** start Input records **

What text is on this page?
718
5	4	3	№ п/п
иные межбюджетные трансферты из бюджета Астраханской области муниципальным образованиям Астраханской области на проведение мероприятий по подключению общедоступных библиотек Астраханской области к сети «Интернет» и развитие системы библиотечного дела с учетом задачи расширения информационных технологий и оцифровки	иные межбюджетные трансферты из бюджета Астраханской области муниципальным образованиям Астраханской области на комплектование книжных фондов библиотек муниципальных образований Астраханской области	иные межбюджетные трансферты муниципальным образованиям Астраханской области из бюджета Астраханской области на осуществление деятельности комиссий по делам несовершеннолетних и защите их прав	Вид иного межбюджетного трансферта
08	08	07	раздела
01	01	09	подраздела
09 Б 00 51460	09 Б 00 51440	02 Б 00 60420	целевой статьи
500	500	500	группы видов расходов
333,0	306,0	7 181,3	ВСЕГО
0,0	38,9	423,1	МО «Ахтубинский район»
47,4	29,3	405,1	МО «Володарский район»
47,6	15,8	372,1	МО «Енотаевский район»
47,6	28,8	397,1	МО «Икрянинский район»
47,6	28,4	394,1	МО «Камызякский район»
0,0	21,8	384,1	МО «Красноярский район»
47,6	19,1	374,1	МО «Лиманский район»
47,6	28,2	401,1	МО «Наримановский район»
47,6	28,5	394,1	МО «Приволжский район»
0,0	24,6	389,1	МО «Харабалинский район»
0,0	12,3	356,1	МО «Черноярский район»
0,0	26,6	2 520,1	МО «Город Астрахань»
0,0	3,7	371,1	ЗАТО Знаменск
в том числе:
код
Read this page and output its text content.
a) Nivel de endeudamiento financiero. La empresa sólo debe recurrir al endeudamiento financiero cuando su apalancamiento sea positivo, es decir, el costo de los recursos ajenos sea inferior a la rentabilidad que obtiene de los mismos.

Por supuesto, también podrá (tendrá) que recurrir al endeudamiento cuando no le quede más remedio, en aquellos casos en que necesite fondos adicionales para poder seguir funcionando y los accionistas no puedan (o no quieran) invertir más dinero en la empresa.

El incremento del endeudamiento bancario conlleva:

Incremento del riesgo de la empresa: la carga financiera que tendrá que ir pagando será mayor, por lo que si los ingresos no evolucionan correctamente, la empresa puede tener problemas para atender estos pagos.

** end Input records **

**Aim of the exercise**
Return all lines containing "text".

**Full answer**
What text is on this page?
Read this page and output its text content.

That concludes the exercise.